■ **What is expected**
Reply with one number: how many lines contain the word "this".
==============================
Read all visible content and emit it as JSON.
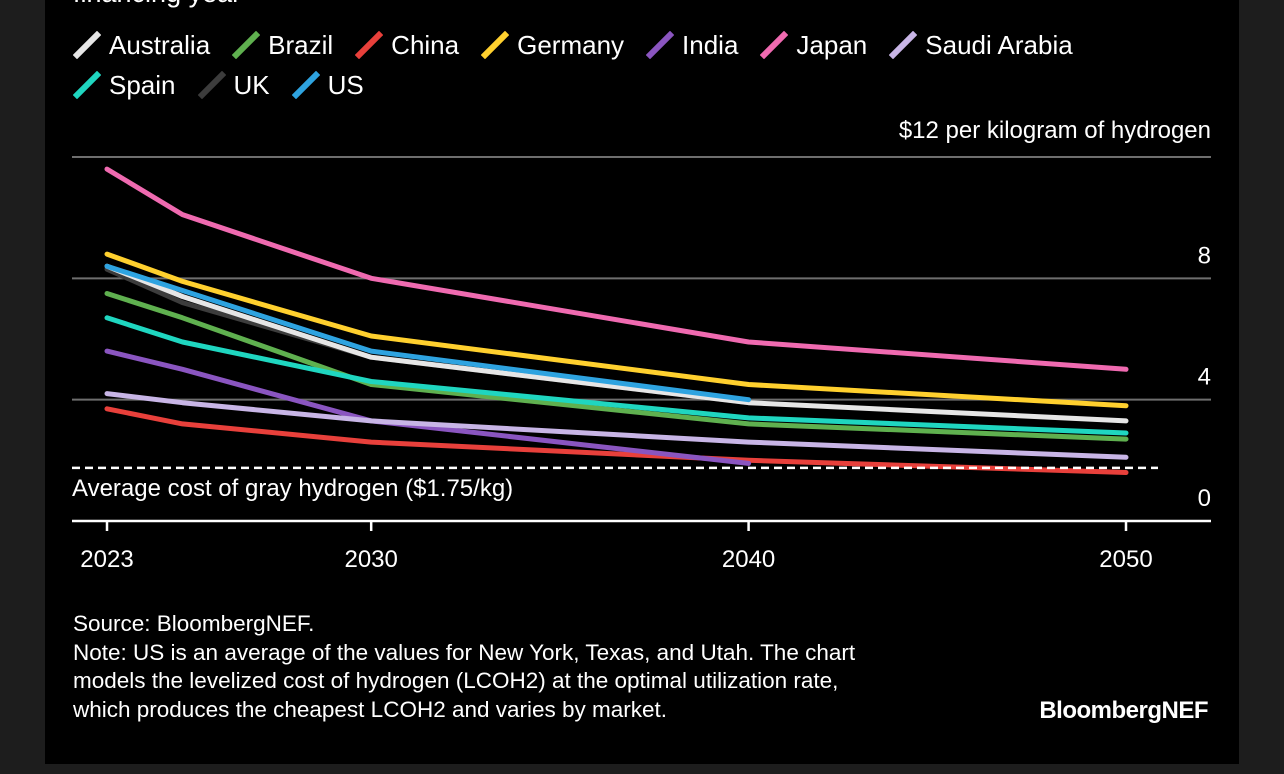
{
  "header": {
    "subtitle_partial": "financing year"
  },
  "chart_data": {
    "type": "line",
    "x": [
      2023,
      2025,
      2030,
      2040,
      2050
    ],
    "xticks": [
      "2023",
      "2030",
      "2040",
      "2050"
    ],
    "yticks": [
      "0",
      "4",
      "8"
    ],
    "top_label": "$12 per kilogram of hydrogen",
    "ylim": [
      0,
      12
    ],
    "grid": true,
    "legend_position": "top",
    "reference_line": {
      "value": 1.75,
      "label": "Average cost of gray hydrogen ($1.75/kg)"
    },
    "series": [
      {
        "name": "Australia",
        "color": "#e6e6e6",
        "values": [
          8.4,
          7.4,
          5.4,
          3.9,
          3.3
        ]
      },
      {
        "name": "Brazil",
        "color": "#5fb04f",
        "values": [
          7.5,
          6.7,
          4.5,
          3.2,
          2.7
        ]
      },
      {
        "name": "China",
        "color": "#e8403b",
        "values": [
          3.7,
          3.2,
          2.6,
          2.0,
          1.6
        ]
      },
      {
        "name": "Germany",
        "color": "#ffd02e",
        "values": [
          8.8,
          7.9,
          6.1,
          4.5,
          3.8
        ]
      },
      {
        "name": "India",
        "color": "#8a55c0",
        "values": [
          5.6,
          5.0,
          3.3,
          1.9,
          null
        ]
      },
      {
        "name": "Japan",
        "color": "#ef6ab0",
        "values": [
          11.6,
          10.1,
          8.0,
          5.9,
          5.0
        ]
      },
      {
        "name": "Saudi Arabia",
        "color": "#c8b5e6",
        "values": [
          4.2,
          3.9,
          3.3,
          2.6,
          2.1
        ]
      },
      {
        "name": "Spain",
        "color": "#1fd6c0",
        "values": [
          6.7,
          5.9,
          4.6,
          3.4,
          2.9
        ]
      },
      {
        "name": "UK",
        "color": "#3c3c3c",
        "values": [
          8.3,
          7.2,
          5.4,
          3.9,
          null
        ]
      },
      {
        "name": "US",
        "color": "#2ea3e0",
        "values": [
          8.4,
          7.6,
          5.6,
          4.0,
          null
        ]
      }
    ]
  },
  "footer": {
    "source": "Source: BloombergNEF.",
    "note": "Note: US is an average of the values for New York, Texas, and Utah. The chart\nmodels the levelized cost of hydrogen (LCOH2) at the optimal utilization rate,\nwhich produces the cheapest LCOH2 and varies by market.",
    "brand": "BloombergNEF"
  }
}
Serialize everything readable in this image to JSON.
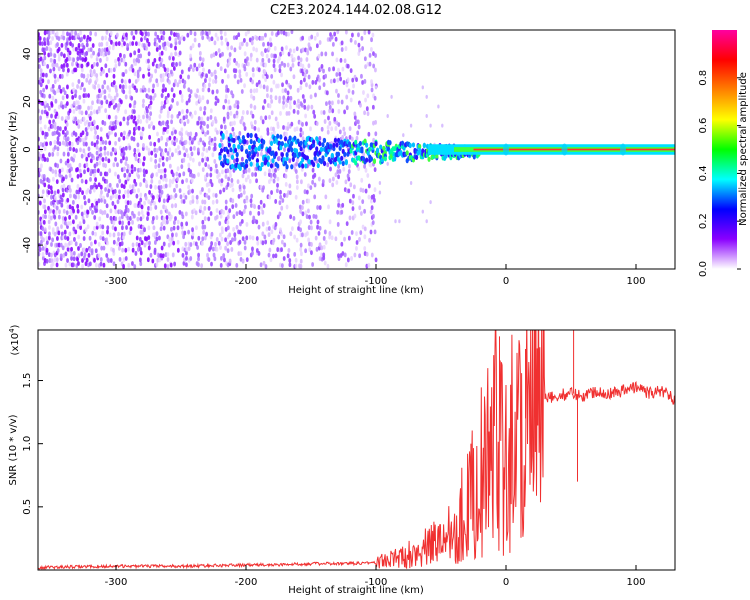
{
  "title": "C2E3.2024.144.02.08.G12",
  "chart_data": [
    {
      "type": "heatmap",
      "xlabel": "Height of straight line (km)",
      "ylabel": "Frequency (Hz)",
      "xlim": [
        -360,
        130
      ],
      "ylim": [
        -50,
        50
      ],
      "xticks": [
        -300,
        -200,
        -100,
        0,
        100
      ],
      "yticks": [
        -40,
        -20,
        0,
        20,
        40
      ],
      "xtick_labels": [
        "-300",
        "-200",
        "-100",
        "0",
        "100"
      ],
      "ytick_labels": [
        "-40",
        "-20",
        "0",
        "20",
        "40"
      ],
      "colorbar": {
        "label": "Normalized spectral amplitude",
        "range": [
          0,
          1
        ],
        "ticks": [
          0.0,
          0.2,
          0.4,
          0.6,
          0.8
        ],
        "tick_labels": [
          "0.0",
          "0.2",
          "0.4",
          "0.6",
          "0.8"
        ],
        "colors": [
          "#ffffff",
          "#8a00ff",
          "#0000ff",
          "#00ffff",
          "#00ff00",
          "#ffff00",
          "#ff8000",
          "#ff0000",
          "#ff00a0"
        ]
      },
      "features": {
        "diffuse_noise_extent_km": [
          -360,
          -100
        ],
        "signal_band_start_km": -220,
        "signal_center_hz": 0,
        "signal_strong_from_km": -20,
        "bright_spots_km": [
          0,
          45,
          90
        ]
      },
      "grid": false
    },
    {
      "type": "line",
      "xlabel": "Height of straight line (km)",
      "ylabel": "SNR (10 * v/v)",
      "y_multiplier_label": "(x10",
      "y_multiplier_exp": "4",
      "y_multiplier_close": ")",
      "xlim": [
        -360,
        130
      ],
      "ylim": [
        0,
        1.9
      ],
      "xticks": [
        -300,
        -200,
        -100,
        0,
        100
      ],
      "yticks": [
        0.5,
        1.0,
        1.5
      ],
      "xtick_labels": [
        "-300",
        "-200",
        "-100",
        "0",
        "100"
      ],
      "ytick_labels": [
        "0.5",
        "1.0",
        "1.5"
      ],
      "series": [
        {
          "color": "#f03030",
          "x": [
            -360,
            -300,
            -250,
            -200,
            -180,
            -150,
            -120,
            -100,
            -90,
            -80,
            -70,
            -60,
            -50,
            -40,
            -30,
            -20,
            -10,
            -5,
            0,
            5,
            10,
            20,
            25,
            30,
            40,
            50,
            60,
            70,
            80,
            90,
            100,
            110,
            120,
            130
          ],
          "y": [
            0.02,
            0.03,
            0.03,
            0.04,
            0.04,
            0.05,
            0.05,
            0.06,
            0.08,
            0.1,
            0.15,
            0.18,
            0.25,
            0.35,
            0.5,
            0.75,
            0.95,
            1.3,
            1.0,
            1.05,
            1.15,
            1.25,
            1.3,
            1.35,
            1.38,
            1.4,
            1.38,
            1.42,
            1.4,
            1.42,
            1.45,
            1.4,
            1.42,
            1.35
          ]
        }
      ],
      "spikes": [
        {
          "x": -5,
          "y": 1.85
        },
        {
          "x": 15,
          "y": 1.75
        },
        {
          "x": 52,
          "y": 1.9
        },
        {
          "x": 55,
          "y": 0.7
        },
        {
          "x": -27,
          "y": 1.0
        }
      ],
      "grid": false
    }
  ]
}
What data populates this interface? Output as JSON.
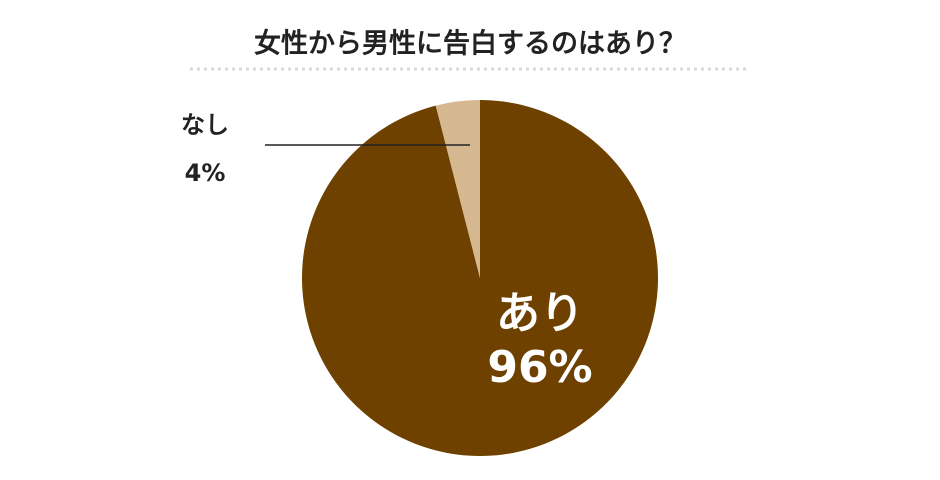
{
  "chart_data": {
    "type": "pie",
    "title": "女性から男性に告白するのはあり？",
    "categories": [
      "あり",
      "なし"
    ],
    "values": [
      96,
      4
    ],
    "value_labels": [
      "96%",
      "4%"
    ],
    "colors": [
      "#6e4100",
      "#d6b890"
    ]
  }
}
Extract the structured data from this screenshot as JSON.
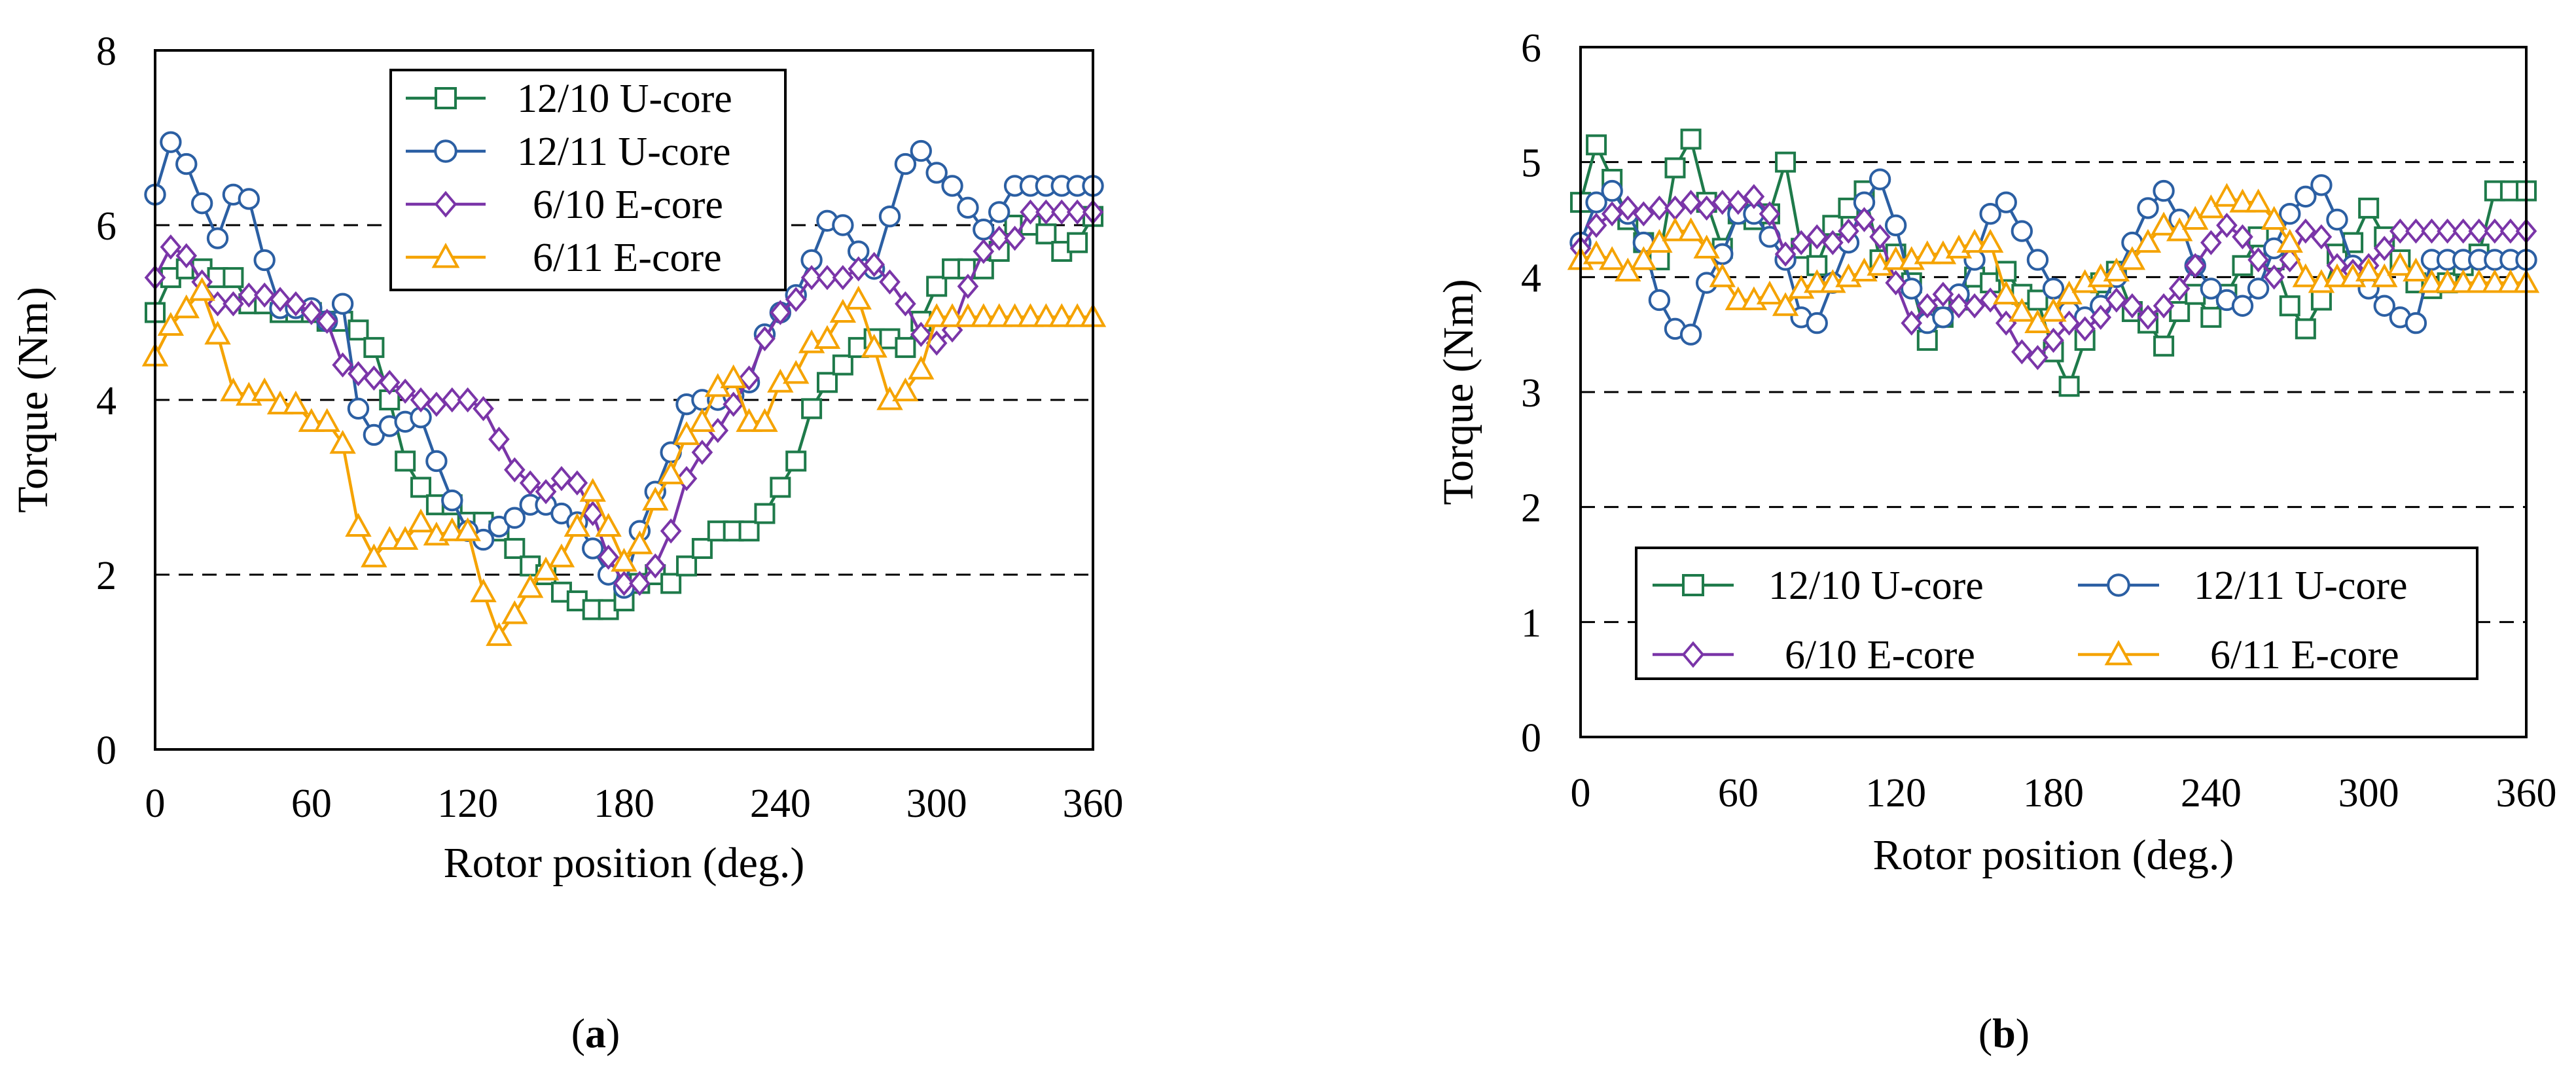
==============================
■ **Output**
3